_Problem statement_. Locate the lines where "this" occurs and copy them as they stand.

Saved data entries:
* Begin *
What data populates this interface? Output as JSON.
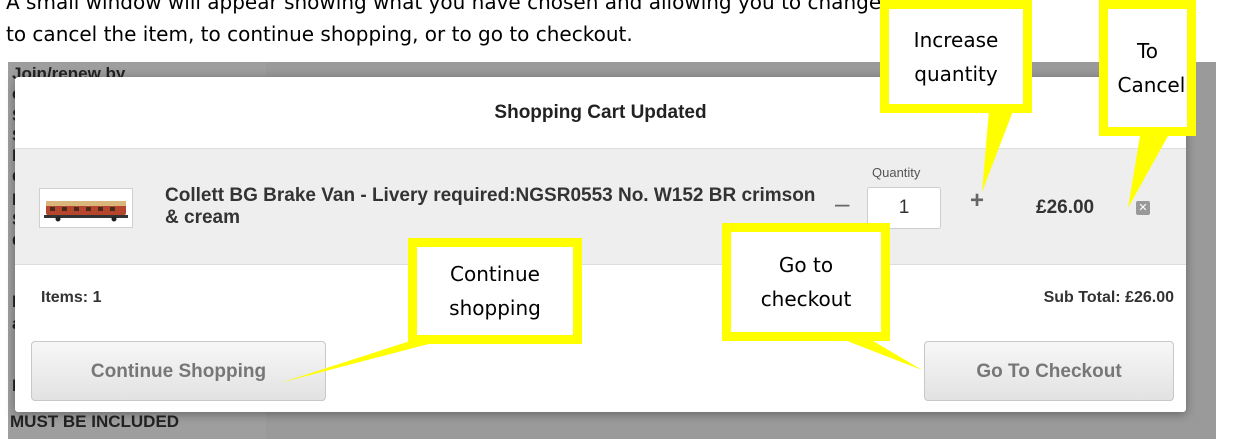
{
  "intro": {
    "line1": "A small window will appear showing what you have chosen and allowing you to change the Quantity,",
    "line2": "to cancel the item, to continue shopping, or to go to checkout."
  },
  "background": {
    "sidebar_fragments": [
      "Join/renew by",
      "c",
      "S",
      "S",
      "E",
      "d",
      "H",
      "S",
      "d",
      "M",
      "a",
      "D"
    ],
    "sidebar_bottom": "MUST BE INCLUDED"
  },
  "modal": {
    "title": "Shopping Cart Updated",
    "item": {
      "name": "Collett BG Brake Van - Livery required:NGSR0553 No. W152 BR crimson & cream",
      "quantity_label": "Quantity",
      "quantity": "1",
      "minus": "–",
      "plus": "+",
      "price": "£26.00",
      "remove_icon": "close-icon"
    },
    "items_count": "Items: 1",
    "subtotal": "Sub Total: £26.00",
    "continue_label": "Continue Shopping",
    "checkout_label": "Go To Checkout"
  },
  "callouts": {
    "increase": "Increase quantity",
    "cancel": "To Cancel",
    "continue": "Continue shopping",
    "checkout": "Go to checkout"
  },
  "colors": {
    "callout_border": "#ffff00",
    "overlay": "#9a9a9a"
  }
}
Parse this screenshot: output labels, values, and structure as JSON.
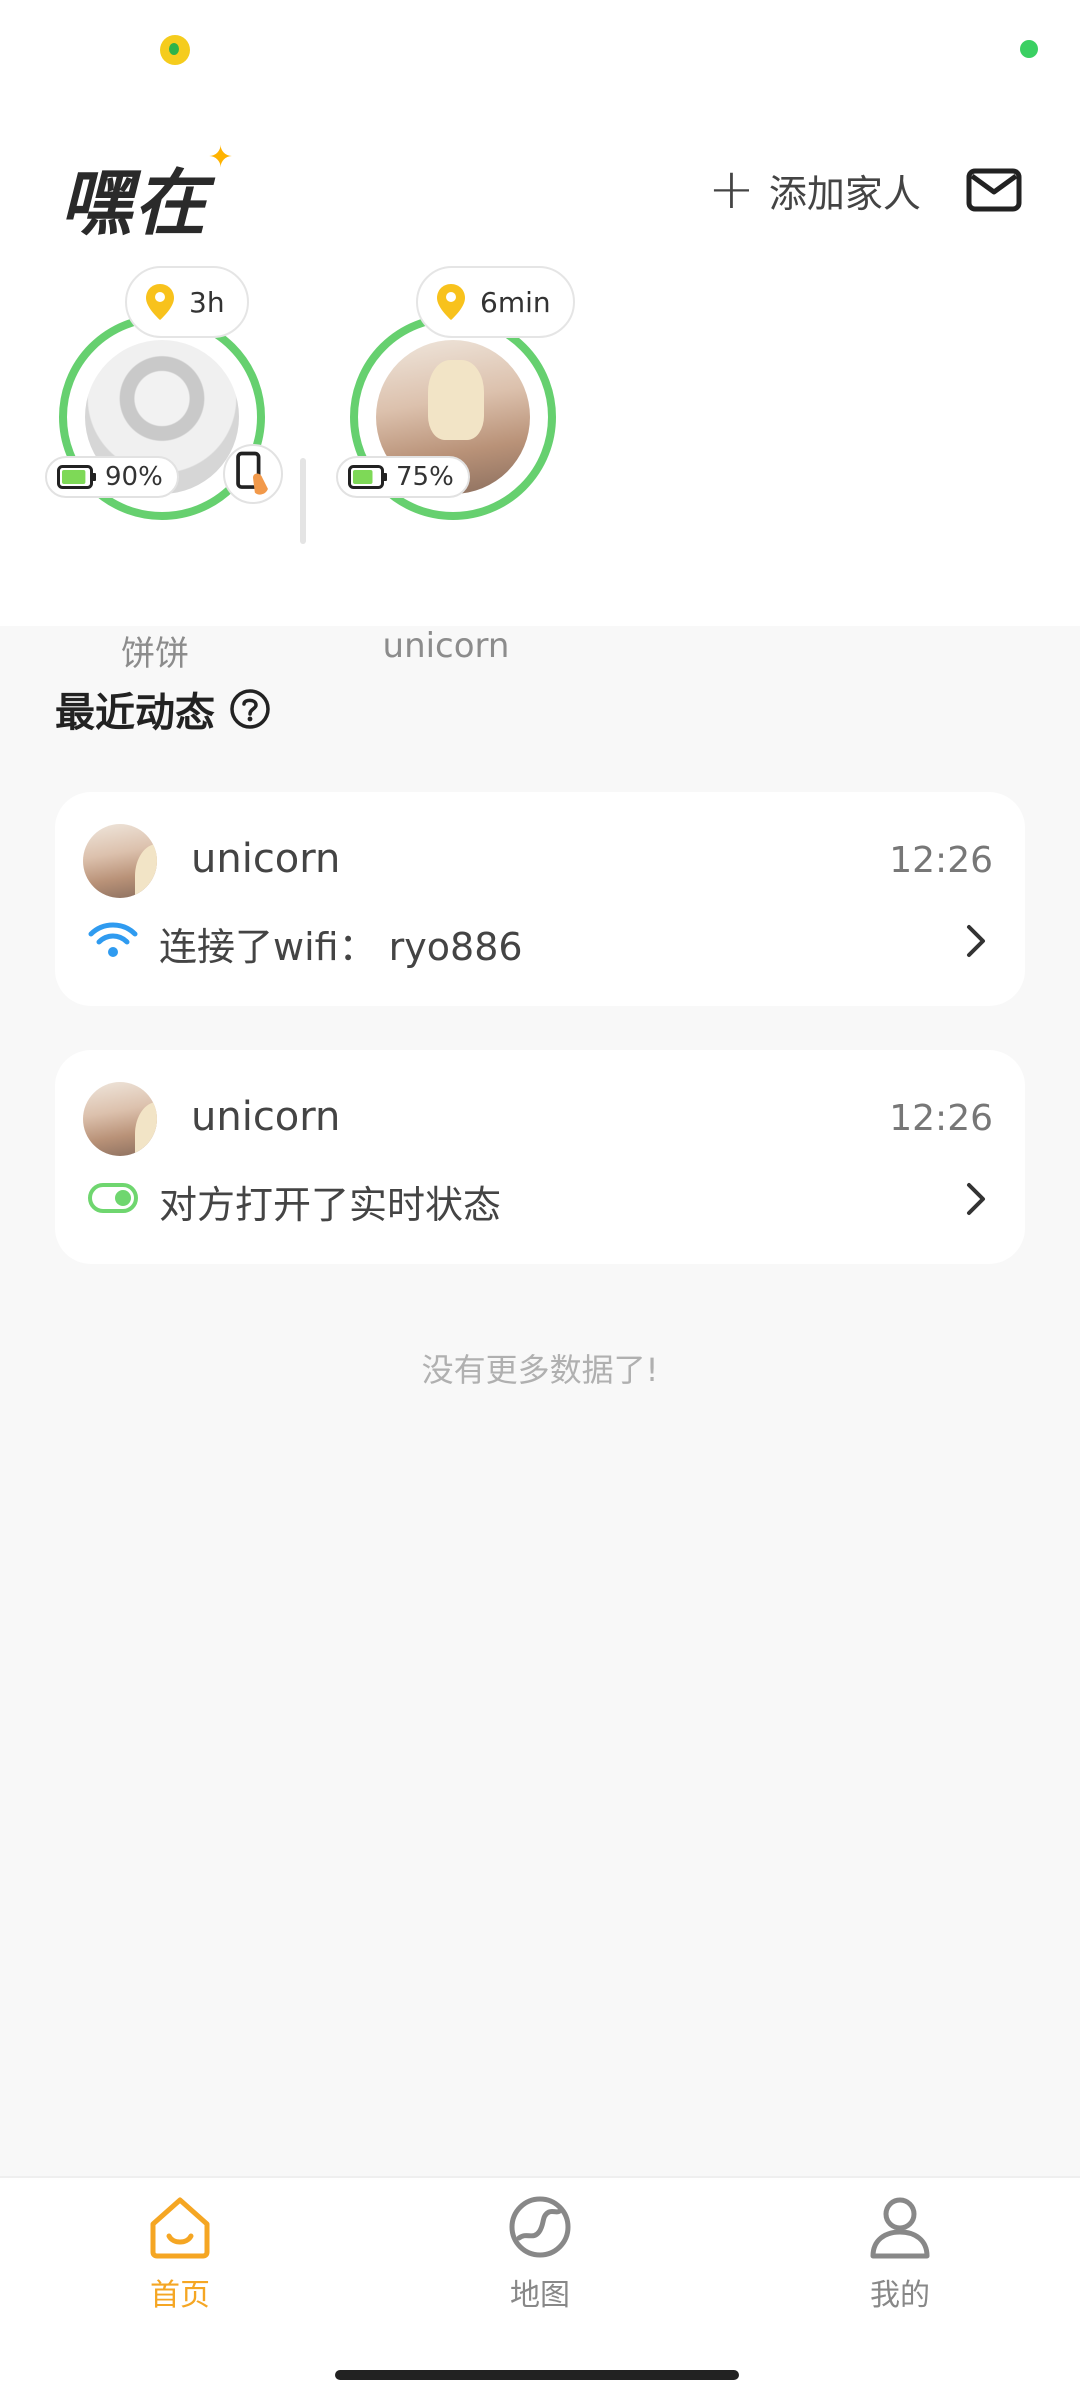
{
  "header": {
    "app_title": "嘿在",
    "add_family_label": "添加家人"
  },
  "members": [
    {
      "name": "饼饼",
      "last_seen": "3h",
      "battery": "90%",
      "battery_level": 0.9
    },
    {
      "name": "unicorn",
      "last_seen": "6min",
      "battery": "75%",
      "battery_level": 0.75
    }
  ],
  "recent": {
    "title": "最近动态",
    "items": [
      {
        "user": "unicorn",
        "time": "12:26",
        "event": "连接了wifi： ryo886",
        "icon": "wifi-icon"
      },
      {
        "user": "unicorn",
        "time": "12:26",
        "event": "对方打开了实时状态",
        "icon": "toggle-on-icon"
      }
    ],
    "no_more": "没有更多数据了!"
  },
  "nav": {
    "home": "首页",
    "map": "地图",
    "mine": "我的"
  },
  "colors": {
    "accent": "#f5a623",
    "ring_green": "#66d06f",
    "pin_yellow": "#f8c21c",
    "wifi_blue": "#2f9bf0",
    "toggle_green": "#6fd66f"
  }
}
* End *
_The response_.
What data populates this interface? Output as JSON.
Parse this screenshot: output labels, values, and structure as JSON.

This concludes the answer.